──────── Records provided ────────
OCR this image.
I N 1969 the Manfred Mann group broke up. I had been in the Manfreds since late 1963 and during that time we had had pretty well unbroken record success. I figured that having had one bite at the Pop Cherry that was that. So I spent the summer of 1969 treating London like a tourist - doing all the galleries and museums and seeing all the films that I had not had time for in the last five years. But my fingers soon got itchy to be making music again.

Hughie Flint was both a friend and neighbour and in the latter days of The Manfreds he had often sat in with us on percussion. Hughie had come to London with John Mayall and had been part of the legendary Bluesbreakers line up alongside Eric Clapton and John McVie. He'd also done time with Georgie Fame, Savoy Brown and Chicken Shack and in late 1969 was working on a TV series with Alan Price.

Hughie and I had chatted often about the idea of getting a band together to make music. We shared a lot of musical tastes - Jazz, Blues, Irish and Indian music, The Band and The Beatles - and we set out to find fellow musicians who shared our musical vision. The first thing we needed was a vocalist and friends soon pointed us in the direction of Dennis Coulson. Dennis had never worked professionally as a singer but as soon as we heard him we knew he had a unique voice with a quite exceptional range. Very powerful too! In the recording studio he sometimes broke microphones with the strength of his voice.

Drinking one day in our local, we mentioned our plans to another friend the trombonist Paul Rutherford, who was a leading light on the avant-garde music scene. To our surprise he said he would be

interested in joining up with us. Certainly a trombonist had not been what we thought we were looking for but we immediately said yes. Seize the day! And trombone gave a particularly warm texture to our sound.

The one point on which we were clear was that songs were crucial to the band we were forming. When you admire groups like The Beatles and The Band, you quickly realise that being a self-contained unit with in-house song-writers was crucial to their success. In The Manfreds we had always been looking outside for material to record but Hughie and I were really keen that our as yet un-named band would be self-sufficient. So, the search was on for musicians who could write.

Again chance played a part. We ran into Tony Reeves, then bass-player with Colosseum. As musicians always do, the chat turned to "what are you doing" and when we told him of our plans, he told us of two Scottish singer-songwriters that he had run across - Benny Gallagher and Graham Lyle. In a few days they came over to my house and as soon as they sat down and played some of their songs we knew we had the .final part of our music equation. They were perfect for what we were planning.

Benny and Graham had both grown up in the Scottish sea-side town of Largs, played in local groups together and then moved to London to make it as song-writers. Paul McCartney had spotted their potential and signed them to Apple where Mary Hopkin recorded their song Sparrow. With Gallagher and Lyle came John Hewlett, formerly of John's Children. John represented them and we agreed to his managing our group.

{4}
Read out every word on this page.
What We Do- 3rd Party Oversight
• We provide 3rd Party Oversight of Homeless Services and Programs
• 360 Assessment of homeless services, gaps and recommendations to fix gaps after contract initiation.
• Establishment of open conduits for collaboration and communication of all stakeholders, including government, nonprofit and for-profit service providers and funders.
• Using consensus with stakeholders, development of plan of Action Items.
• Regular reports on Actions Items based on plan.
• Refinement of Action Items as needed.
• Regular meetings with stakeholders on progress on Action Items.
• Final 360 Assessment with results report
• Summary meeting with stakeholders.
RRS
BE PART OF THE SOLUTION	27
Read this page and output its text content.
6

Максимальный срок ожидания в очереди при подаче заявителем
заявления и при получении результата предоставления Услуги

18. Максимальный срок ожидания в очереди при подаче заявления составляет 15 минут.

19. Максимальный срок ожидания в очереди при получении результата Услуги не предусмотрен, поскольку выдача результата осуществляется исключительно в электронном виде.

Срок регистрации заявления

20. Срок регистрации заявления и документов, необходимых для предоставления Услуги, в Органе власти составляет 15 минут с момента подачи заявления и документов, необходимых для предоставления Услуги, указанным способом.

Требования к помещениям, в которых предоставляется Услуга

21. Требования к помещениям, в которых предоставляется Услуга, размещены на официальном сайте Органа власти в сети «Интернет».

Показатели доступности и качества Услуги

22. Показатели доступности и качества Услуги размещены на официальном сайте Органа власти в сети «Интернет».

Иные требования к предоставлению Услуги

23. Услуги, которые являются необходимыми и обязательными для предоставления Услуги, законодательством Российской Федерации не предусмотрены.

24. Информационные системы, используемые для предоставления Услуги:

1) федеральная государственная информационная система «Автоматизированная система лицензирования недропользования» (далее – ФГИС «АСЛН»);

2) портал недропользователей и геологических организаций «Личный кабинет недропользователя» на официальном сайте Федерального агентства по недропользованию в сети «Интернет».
────────
From the data above, copy each line where the string "local" appears.

Drinking one day in our local, we mentioned our plans to another friend the trombonist Paul Rutherford, who was a leading light on the avant-garde music scene. To our surprise he said he would be
Benny and Graham had both grown up in the Scottish sea-side town of Largs, played in local groups together and then moved to London to make it as song-writers. Paul McCartney had spotted their potential and signed them to Apple where Mary Hopkin recorded their song Sparrow. With Gallagher and Lyle came John Hewlett, formerly of John's Children. John represented them and we agreed to his managing our group.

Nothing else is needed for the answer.